- **DATASET RECORDS**:
■ ■ ■ ■ ■ ■ ■

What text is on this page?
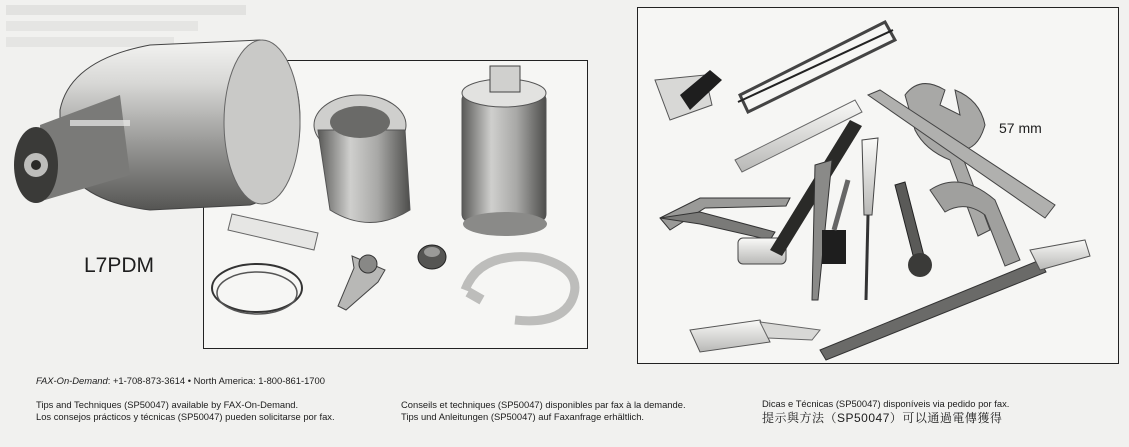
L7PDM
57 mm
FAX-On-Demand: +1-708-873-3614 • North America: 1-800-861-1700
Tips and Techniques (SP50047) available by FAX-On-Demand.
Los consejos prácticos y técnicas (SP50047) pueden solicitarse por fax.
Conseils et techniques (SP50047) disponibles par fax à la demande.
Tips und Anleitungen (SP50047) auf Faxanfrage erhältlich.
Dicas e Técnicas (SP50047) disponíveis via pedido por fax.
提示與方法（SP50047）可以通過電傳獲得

■ ■ ■ ■ ■ ■ ■

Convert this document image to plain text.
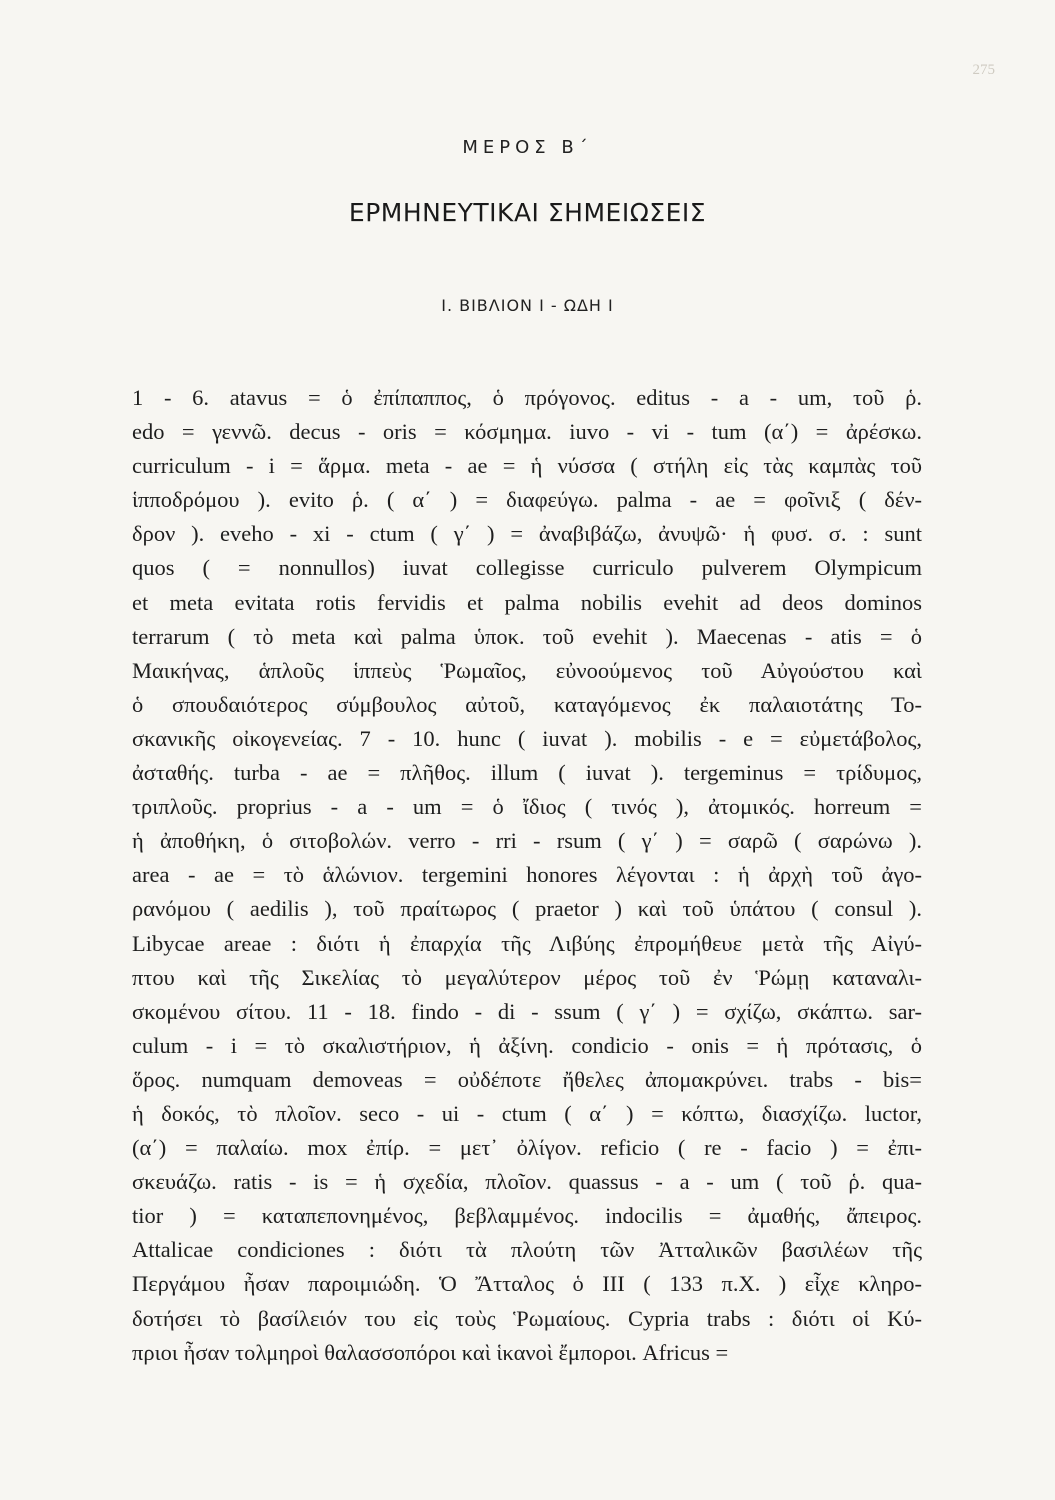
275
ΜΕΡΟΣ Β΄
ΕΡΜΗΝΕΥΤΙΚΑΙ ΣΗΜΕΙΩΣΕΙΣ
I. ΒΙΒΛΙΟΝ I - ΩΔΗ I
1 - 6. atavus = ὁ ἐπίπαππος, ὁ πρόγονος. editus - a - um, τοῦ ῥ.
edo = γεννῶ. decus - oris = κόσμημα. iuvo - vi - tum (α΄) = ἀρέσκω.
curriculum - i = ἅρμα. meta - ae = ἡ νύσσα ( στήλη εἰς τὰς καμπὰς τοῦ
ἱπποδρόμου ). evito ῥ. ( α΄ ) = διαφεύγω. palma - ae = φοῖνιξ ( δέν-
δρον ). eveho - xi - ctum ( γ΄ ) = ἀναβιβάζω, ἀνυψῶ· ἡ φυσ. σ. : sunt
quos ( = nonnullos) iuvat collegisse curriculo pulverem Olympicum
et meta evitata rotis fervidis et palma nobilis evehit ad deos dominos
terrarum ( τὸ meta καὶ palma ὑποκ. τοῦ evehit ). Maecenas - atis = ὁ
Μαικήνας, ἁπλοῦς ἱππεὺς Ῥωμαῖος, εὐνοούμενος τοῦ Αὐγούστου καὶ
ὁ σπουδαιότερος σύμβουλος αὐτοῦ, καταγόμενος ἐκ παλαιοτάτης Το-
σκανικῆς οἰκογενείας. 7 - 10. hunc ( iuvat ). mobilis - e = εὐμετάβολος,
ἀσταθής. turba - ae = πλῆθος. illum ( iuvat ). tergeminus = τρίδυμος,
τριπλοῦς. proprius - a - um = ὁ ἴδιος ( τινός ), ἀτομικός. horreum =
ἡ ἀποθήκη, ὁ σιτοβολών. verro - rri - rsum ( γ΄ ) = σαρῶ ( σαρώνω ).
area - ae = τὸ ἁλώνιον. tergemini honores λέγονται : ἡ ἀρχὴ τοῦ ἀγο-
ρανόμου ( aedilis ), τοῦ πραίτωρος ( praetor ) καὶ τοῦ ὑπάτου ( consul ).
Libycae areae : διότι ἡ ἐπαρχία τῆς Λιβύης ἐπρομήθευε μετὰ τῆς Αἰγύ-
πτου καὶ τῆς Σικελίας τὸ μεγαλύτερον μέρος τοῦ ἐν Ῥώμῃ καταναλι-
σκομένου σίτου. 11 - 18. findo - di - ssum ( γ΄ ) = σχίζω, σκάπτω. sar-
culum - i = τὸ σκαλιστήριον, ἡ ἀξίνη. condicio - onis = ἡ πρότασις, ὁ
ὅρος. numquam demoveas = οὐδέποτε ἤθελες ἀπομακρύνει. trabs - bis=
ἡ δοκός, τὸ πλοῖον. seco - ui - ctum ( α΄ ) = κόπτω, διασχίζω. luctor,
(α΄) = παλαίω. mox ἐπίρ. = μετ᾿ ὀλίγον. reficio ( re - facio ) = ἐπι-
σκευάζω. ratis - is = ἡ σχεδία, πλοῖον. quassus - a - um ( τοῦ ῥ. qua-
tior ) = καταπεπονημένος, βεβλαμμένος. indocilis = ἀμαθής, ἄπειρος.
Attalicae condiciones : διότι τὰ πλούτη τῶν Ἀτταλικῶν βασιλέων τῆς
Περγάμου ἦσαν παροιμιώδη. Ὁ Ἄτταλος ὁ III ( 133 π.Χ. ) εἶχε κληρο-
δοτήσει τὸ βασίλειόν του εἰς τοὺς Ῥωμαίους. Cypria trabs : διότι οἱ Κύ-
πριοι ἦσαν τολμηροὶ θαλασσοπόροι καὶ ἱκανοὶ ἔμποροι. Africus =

■ ■ ■ ■ ■ ■ ■

- **WORK TO DO**:
Copy out each line of the records that holds the string "evehit".

- **EXERCISE SOLUTION**:
et meta evitata rotis fervidis et palma nobilis evehit ad deos dominos
terrarum ( τὸ meta καὶ palma ὑποκ. τοῦ evehit ). Maecenas - atis = ὁ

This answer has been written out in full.